Aufgabe
Prüfe anhand des Textes über die Reden von Cameron und Gauck, ob die folgenden Aussagen zutreffen: (a) Gauck hob vor seiner Rede die Erwartungen an. (b) Die „Berliner Reden“ wurden von Roman Herzog eingeführt. (c) Nach Camerons Plan soll jede weitergehende Integration für alle Mitgliedsstaaten verpflichtend sein. Antworte jeweils mit Ja oder Nein und zitiere die entscheidenden Worte des Textes wörtlich.

───── Vorgegebener Text ─────

Schon zu Beginn ein Gegensatz zwischen dem britischen Premierminister und dem Bundespräsidenten. David Camerons Europa-Rede war mit Spannung erwartet worden. Immer wieder verschob er den Termin der Rede, über deren Inhalt und Ausrichtung überall spekuliert wurde. Zwischen einem bekräftigenden “weiter so” und einem reinen Konfrontationskurs lagen die Erwartungen.

Anders dagegen bei Joachim Gauck. Im Vorfeld seiner Rede dämpfte der Bundespräsident die Erwartungen. Ganz bewusst, betonte man im Schloß Bellevue gegenüber Journalisten, sei die Rede keine “Berliner Rede” mehr. Die kurze Tradition der “Berliner Reden” hatte Alt-Bundespräsident Roman Herzog eingeführt und mit einer aufrüttelnden Ansprache, die als “Ruck-Rede” bekannt wurde, begonnen.

Nicht nur wurde von der Bedeutung der Rede wenig erwartet. Auch über den Inhalt stellten die Medien wenig Spekulationen an.  So sollte es dann auch kommen

Camerons Rede

Bei der Rede stellte sich für deutsche Politik und Medien teils Entsetzen, teils Erleichterung ein. Er stellte die Union als solche nicht in Frage. Das führte zu einem Aufatmen. Würde Großbritannien der EU den Rücken kehren, wäre Deutschland als wirtschaftlich stabiler Großeinzahler allein auf weiter Flur in der EU. Er formulierte seine Erwartungen aber konkret und selbstbewußt aus. Statt der üblichen Idee von immer mehr Entwicklung zu einem immer stärker integrierten Gebilde unter Brüsseler Führung, “mehr Europa”, formulierte Cameron seine eigene Idee.

Wesentlich für Camerons Rede ist die Idee der Vielfalt statt Einfalt. Er beschränkt sich bei der zentralen EU auf ein eng umrissenes und klar definiertes Aufgabengebiet. Als Überbau soll die EU in Camerons Vorstellung die wesentlichen Grundfreiheiten zwischen den Mitgliedsstaaten sichern; und sich darauf beschränken.

Jede weitergehende Integration zwischen den Staaten soll in Camerons Plan eine freiwillige Angelegenheit sein, an der sich interessierte Staaten beteiligen können, oder eben nicht. Damit wäre sicher gestellt, dass die Harmonisierungen immer nur die Länder betreffen, die ein unmittelbares Interesse daran haben und die Zustimmung anderer Länder nicht mit Transfers und faulen Kompromissen erkauft werden muss.

───── Auflistung ─────

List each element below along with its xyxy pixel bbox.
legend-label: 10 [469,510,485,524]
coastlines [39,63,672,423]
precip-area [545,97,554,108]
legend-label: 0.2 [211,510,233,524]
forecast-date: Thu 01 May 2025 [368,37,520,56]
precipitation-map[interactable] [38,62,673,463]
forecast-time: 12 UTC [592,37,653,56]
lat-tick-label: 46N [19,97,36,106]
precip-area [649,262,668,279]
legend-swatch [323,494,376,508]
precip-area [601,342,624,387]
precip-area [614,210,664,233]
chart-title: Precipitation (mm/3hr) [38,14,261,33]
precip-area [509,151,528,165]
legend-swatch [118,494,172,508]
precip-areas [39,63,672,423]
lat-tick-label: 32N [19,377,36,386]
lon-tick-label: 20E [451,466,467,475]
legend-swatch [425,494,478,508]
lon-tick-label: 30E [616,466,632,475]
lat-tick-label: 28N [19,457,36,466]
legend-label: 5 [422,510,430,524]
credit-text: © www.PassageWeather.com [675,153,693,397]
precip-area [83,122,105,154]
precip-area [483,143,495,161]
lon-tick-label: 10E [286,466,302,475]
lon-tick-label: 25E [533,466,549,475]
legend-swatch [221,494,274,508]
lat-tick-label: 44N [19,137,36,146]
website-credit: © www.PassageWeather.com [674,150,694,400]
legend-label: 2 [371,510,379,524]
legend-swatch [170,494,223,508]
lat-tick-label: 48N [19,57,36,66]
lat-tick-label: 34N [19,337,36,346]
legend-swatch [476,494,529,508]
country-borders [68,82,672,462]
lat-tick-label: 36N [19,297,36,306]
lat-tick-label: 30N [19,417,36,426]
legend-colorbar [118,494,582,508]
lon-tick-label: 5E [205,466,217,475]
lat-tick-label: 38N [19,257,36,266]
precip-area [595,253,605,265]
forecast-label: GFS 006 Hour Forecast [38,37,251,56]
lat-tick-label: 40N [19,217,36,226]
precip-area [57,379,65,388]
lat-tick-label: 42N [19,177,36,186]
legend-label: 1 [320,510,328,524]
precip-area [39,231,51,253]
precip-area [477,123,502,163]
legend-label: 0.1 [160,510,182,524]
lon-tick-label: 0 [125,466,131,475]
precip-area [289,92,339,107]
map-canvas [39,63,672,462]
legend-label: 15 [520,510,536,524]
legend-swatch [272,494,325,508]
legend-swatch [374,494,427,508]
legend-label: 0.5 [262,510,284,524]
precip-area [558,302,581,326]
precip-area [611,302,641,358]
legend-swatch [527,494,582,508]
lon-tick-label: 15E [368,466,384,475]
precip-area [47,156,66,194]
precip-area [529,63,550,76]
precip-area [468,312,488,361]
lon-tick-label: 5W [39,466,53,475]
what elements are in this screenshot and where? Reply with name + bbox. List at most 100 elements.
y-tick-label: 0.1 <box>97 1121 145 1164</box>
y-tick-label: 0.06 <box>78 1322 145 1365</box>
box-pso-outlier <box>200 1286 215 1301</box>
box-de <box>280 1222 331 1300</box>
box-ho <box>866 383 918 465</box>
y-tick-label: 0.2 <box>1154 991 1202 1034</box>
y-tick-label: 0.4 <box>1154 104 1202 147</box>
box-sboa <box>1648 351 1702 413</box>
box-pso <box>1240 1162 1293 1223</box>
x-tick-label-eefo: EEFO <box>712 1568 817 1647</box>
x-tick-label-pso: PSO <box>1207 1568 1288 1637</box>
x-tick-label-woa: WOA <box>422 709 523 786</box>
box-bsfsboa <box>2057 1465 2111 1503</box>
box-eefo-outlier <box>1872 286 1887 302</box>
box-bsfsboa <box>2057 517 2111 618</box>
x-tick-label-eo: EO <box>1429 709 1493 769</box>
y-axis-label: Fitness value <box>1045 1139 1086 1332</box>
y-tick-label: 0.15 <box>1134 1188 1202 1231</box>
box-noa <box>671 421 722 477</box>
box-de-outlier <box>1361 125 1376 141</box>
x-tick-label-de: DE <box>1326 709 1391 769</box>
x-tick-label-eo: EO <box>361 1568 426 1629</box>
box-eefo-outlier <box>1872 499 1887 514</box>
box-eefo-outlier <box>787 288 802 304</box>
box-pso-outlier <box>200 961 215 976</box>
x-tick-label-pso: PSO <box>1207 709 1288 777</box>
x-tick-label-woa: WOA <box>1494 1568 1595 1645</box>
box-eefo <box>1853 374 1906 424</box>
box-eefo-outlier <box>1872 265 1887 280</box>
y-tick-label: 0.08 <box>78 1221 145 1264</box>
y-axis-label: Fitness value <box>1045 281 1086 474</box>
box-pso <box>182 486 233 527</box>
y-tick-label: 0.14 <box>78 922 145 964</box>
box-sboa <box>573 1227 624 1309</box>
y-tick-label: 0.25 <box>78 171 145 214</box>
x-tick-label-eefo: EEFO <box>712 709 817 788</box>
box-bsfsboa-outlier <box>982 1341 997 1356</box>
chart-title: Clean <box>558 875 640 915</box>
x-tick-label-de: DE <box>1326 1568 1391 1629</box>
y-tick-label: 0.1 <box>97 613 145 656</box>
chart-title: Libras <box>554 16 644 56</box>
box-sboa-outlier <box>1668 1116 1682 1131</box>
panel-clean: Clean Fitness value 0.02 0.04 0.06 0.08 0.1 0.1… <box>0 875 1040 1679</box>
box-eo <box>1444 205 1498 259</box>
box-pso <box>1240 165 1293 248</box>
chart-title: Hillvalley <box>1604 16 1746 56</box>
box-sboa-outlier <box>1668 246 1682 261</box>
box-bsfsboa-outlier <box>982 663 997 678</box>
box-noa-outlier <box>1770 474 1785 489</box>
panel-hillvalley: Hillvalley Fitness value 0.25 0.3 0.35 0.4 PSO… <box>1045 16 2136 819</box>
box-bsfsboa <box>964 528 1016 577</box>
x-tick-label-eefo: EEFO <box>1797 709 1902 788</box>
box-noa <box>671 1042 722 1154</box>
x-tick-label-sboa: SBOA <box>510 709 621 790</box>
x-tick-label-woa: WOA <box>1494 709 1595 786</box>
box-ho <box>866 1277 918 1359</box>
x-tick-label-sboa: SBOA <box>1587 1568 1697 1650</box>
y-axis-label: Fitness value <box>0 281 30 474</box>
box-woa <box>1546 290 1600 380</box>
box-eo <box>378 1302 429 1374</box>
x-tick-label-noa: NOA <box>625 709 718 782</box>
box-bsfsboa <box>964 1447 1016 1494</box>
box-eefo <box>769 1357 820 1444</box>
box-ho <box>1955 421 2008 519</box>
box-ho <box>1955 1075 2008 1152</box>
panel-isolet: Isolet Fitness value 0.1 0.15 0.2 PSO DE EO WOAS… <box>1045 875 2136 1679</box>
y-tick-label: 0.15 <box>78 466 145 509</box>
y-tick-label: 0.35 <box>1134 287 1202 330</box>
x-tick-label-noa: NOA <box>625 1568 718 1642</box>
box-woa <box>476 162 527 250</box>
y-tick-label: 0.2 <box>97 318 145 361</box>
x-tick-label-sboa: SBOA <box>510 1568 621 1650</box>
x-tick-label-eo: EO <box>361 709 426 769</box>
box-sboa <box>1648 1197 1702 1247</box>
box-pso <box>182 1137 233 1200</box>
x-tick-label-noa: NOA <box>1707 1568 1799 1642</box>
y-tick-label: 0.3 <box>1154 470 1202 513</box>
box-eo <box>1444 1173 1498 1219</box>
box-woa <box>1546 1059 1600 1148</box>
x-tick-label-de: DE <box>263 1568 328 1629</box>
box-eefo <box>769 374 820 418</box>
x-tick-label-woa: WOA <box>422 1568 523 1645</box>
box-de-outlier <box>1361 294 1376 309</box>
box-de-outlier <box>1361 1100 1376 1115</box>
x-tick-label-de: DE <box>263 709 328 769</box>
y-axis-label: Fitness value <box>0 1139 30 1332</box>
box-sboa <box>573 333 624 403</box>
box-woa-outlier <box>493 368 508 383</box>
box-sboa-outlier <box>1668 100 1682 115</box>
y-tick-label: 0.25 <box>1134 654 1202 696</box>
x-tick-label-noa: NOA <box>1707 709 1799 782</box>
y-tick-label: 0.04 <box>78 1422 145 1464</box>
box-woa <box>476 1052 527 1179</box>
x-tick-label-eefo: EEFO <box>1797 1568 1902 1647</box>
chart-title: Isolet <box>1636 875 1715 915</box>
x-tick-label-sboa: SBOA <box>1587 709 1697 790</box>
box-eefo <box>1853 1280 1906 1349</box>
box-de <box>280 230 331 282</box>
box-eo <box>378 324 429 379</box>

─────

Antwort
(a) Nein: „Im Vorfeld seiner Rede dämpfte der Bundespräsident die Erwartungen.“
(b) Ja: „Die kurze Tradition der “Berliner Reden” hatte Alt-Bundespräsident Roman Herzog eingeführt“
(c) Nein: „Jede weitergehende Integration zwischen den Staaten soll in Camerons Plan eine freiwillige Angelegenheit sein“